What is expected → From the listing that follows, output everything exactly except the pictures.

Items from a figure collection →
----

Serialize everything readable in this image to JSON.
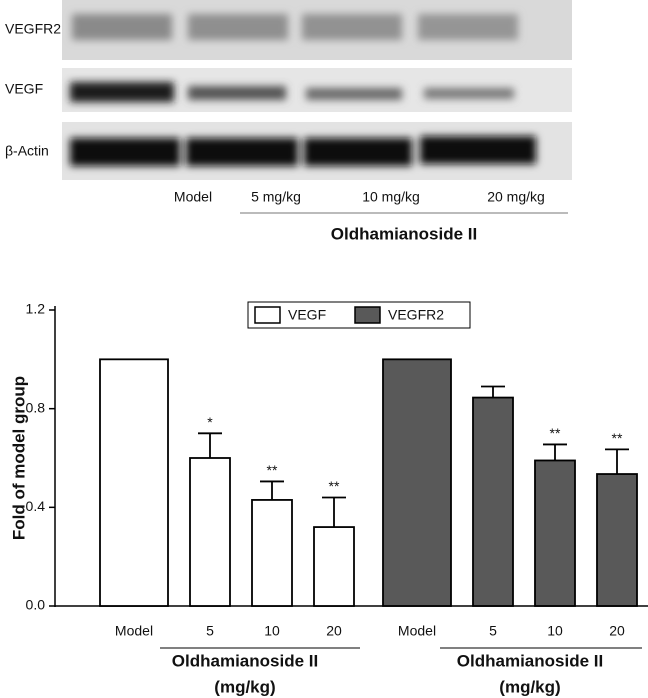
{
  "blot": {
    "rows": [
      "VEGFR2",
      "VEGF",
      "β-Actin"
    ],
    "lanes": [
      "Model",
      "5 mg/kg",
      "10 mg/kg",
      "20 mg/kg"
    ],
    "group": "Oldhamianoside II"
  },
  "chart_data": {
    "type": "bar",
    "ylabel": "Fold of model group",
    "categories": [
      "Model",
      "5",
      "10",
      "20"
    ],
    "group_label": "Oldhamianoside II",
    "group_unit": "(mg/kg)",
    "ylim": [
      0,
      1.2
    ],
    "yticks": [
      {
        "value": 0,
        "label": "0.0"
      },
      0.4,
      0.8,
      1.2
    ],
    "legend": "top",
    "series": [
      {
        "name": "VEGF",
        "color": "#ffffff",
        "values": [
          1,
          0.6,
          0.43,
          0.32
        ],
        "errors": [
          0,
          0.1,
          0.075,
          0.12
        ],
        "annotations": [
          null,
          "*",
          "**",
          "**"
        ]
      },
      {
        "name": "VEGFR2",
        "color": "#595959",
        "values": [
          1,
          0.845,
          0.59,
          0.535
        ],
        "errors": [
          0,
          0.045,
          0.065,
          0.1
        ],
        "annotations": [
          null,
          null,
          "**",
          "**"
        ]
      }
    ]
  }
}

----

Response →
Serialize everything readable in this image to JSON.
{
  "blot": {
    "rows": [
      "VEGFR2",
      "VEGF",
      "β-Actin"
    ],
    "lanes": [
      "Model",
      "5 mg/kg",
      "10 mg/kg",
      "20 mg/kg"
    ],
    "group": "Oldhamianoside II"
  },
  "chart_data": {
    "type": "bar",
    "ylabel": "Fold of model group",
    "categories": [
      "Model",
      "5",
      "10",
      "20"
    ],
    "group_label": "Oldhamianoside II",
    "group_unit": "(mg/kg)",
    "ylim": [
      0,
      1.2
    ],
    "yticks": [
      {
        "value": 0,
        "label": "0.0"
      },
      0.4,
      0.8,
      1.2
    ],
    "legend": "top",
    "series": [
      {
        "name": "VEGF",
        "color": "#ffffff",
        "values": [
          1,
          0.6,
          0.43,
          0.32
        ],
        "errors": [
          0,
          0.1,
          0.075,
          0.12
        ],
        "annotations": [
          null,
          "*",
          "**",
          "**"
        ]
      },
      {
        "name": "VEGFR2",
        "color": "#595959",
        "values": [
          1,
          0.845,
          0.59,
          0.535
        ],
        "errors": [
          0,
          0.045,
          0.065,
          0.1
        ],
        "annotations": [
          null,
          null,
          "**",
          "**"
        ]
      }
    ]
  }
}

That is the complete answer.